→ **BRANO**:
● ● ●

E oggi più che mai, chiosa don Favaro, «il Seminario, oltre ad essere una istituzione per la formazione di futuri preti, assume anche un significato particolare della Chiesa. Perché, di fronte all’assottigliarsi dei conventi, dei monasteri di vita contemplativa e attiva, il Seminario rimane un segno che ci ricorda la bellezza di consacrare, di donare interamente la vita a Dio. Quindi ha un valore anche simbolico, quasi profetico, oltre che funzionale».
Ed è un segno che sempre di più viene percepito in modo concreto dalle comunità cristiane di Venezia e non solo, attraverso le tante visite da parte dei gruppi parrocchiali. «Questo è un aspetto bello del nostro Seminario. Di sicuro Venezia attira chi viene da fuori diocesi, ma in generale abbiamo tanti gruppi, soprattutto di giovani, di ragazzi, di bambini del catechismo che vengono per vivere un momento di ritiro, di formazione, in qualche caso anche dormendo qui. Di solito i seminaristi tengono dei momenti di formazione utilizzando anche le opere d’arte della Basilica per fare catechesi e poi fanno testimonianza raccontandosi: questo diventa un momento di dialogo, di catechesi, di annuncio della vita come vocazione».

● ● ●

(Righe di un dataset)

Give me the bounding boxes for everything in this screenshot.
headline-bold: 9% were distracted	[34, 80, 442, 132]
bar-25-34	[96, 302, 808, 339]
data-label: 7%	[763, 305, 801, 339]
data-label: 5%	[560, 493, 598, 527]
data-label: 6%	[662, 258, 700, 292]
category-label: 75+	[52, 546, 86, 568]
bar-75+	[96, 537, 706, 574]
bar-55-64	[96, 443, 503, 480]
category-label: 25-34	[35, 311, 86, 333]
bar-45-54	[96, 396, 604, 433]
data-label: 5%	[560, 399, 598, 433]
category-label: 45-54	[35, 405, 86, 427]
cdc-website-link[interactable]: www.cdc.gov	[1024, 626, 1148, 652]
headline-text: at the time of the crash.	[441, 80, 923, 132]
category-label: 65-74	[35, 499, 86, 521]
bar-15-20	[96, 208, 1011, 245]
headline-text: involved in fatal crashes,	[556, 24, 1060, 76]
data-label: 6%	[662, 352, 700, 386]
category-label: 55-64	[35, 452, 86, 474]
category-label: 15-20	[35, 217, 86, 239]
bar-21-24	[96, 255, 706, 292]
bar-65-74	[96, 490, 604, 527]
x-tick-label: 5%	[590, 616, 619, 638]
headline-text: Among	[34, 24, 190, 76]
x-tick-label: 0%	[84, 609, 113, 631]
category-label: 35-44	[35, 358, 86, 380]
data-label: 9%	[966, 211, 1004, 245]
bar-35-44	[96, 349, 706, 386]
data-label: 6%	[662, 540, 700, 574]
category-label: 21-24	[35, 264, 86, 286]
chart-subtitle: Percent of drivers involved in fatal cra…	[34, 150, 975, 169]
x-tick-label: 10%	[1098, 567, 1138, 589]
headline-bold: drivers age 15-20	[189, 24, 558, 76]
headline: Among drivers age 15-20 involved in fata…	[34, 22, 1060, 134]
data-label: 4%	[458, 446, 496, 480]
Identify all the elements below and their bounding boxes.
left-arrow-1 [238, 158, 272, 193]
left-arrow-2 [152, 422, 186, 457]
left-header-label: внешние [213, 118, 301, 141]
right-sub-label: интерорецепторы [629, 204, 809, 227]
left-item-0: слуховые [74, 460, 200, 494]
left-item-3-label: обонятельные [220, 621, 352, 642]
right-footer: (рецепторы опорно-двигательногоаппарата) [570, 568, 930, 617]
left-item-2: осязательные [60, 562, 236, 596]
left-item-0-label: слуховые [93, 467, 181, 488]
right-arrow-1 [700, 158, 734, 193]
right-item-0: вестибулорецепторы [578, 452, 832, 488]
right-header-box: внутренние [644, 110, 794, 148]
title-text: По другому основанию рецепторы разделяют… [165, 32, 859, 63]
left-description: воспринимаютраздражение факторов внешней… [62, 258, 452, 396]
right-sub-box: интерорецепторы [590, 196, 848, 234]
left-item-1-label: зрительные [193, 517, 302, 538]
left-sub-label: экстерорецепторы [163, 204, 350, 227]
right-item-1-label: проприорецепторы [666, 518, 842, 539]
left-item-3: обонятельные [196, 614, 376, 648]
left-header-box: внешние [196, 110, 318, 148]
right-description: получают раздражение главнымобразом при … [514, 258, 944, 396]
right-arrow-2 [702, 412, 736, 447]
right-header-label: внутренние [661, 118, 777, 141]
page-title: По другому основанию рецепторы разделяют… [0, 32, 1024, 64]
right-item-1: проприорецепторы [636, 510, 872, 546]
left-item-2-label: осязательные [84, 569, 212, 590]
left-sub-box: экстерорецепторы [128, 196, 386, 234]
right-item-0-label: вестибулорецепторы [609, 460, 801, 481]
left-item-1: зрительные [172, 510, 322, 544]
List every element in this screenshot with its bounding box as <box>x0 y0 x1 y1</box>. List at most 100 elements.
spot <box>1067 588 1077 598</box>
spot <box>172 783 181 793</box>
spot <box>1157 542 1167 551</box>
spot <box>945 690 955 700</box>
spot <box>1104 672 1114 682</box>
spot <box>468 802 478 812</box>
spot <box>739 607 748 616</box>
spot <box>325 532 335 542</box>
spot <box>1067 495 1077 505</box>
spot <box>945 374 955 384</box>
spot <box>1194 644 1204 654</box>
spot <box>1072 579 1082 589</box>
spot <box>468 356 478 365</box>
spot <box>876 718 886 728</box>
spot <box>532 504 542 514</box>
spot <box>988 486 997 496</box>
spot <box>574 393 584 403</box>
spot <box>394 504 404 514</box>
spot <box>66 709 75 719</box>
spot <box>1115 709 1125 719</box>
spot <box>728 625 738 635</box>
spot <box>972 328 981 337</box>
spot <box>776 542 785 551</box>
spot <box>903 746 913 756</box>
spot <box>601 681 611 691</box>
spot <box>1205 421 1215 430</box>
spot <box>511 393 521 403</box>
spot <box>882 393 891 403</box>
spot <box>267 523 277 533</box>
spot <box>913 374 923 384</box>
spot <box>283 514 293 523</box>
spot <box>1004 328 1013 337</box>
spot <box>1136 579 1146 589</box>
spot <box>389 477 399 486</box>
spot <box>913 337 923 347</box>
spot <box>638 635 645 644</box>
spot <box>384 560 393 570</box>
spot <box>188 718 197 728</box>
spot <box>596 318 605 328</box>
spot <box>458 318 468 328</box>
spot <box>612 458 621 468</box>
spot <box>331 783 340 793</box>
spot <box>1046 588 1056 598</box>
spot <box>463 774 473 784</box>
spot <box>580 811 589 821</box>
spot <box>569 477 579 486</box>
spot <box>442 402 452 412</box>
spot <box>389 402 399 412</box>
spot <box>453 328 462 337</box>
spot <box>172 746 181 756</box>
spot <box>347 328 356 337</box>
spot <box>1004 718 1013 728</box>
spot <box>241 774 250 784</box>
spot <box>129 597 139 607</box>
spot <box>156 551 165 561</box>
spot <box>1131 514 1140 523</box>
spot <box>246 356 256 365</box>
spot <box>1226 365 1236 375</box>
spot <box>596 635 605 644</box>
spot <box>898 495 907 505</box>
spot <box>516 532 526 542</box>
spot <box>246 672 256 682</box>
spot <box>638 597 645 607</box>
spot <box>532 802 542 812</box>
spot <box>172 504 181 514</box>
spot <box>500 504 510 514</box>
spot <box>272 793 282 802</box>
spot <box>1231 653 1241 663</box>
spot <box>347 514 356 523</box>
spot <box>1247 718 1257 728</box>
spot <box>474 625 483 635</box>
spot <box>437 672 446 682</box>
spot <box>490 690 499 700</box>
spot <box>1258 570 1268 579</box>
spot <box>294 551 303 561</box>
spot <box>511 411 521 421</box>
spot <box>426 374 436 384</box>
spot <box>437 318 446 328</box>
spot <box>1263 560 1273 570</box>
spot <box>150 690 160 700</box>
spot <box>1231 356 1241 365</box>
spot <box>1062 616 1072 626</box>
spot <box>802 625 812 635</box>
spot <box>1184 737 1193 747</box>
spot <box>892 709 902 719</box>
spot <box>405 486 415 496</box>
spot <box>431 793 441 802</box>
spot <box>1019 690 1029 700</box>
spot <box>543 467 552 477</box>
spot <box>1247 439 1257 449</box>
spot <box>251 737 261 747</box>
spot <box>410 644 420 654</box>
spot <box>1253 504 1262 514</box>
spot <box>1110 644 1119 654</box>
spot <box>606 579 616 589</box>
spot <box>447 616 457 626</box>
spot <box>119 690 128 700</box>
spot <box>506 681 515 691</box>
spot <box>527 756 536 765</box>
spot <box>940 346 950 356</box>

● ● ●

→ **ATTIVITÀ DA SVOLGERE**:
• A. Elenca i gruppi che, secondo il brano sul Seminario di Venezia, visitano il Seminario "soprattutto".
• B. Completa la parte successiva del brano sul Seminario di Venezia, riprendendo subito dopo l'ultima frase riportata.
Le righe non sono necessarie per svolgere il lavoro.

→ **RISPOSTE IN ORDINE**:
• A. giovani; ragazzi; bambini del catechismo

• B.
Seminaristi: età media più giovane. La Comunità è formata attualmente da 8 giovani seminaristi: «Sono quasi tutti coetanei, perché sei hanno 22 anni mentre due hanno 28, 29 anni. Uno di questi due più grandi, don Rafael, verrà ordinato presbitero il prossimo 28 giugno e attualmente si trova a Roma, perché sta già iniziando a frequentare il corso di licenza in teologia morale», spiega don Favaro. Degli altri sette, uno sta vivendo la tappa discepolare che è quella dove si mette al centro l’essere discepolo di Gesù, quindi il crescere nell’amicizia e nella fede in Cristo. Gli altri 7 si trovano nella tappa configuratrice, dove si lavora sulla propria somiglianza con Cristo pastore. Tre sono stranieri: don Rafael viene dalla Colombia, Rafael dal Brasile e Andres da Madrid (Spagna). «Loro – riferisce il rettore – sono qui attraverso il cammino neocatecumenale, perché nel momento in cui si sono alzati dando la loro disponibilità per iniziare la formazione in un seminario, dai loro catechisti e responsabili è stata chiesta la disponibilità di venire a Venezia, dove vivono ormai da diversi anni, e dove resteranno come presbiteri. Saranno quindi preti veneziani a tutti gli effetti. Gli altri provengono dalle nostre parrocchie, con percorsi diversi».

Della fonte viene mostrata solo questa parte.